In the entries below, find every line holding the string "with" and collect it.
-- BEGIN --
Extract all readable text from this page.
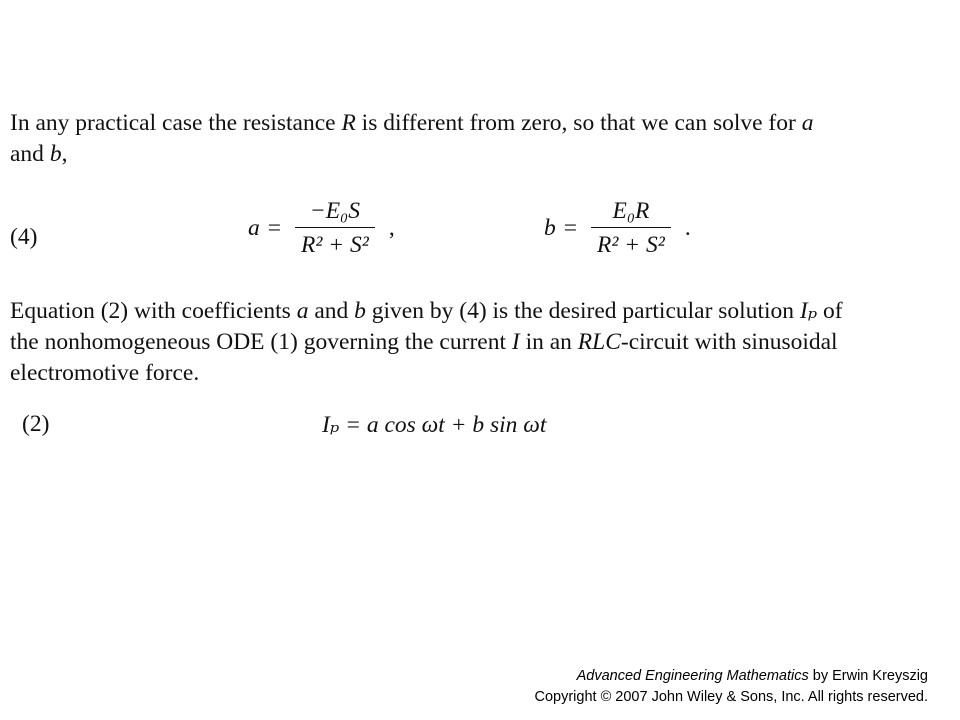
In any practical case the resistance R is different from zero, so that we can solve for a
and b,
(4)	$a = \frac{\text{−E₀S}}{\text{R² + S²}}$ ,	$b = \frac{\text{E₀R}}{\text{R² + S²}}$ .
Equation (2) with coefficients a and b given by (4) is the desired particular solution Iₚ of
the nonhomogeneous ODE (1) governing the current I in an RLC-circuit with sinusoidal
electromotive force.
(2)	Iₚ = a cos ωt + b sin ωt
Advanced Engineering Mathematics by Erwin Kreyszig
Copyright © 2007 John Wiley & Sons, Inc. All rights reserved.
-- END --
> _Final answer_:
Equation (2) with coefficients a and b given by (4) is the desired particular solution Iₚ of
the nonhomogeneous ODE (1) governing the current I in an RLC-circuit with sinusoidal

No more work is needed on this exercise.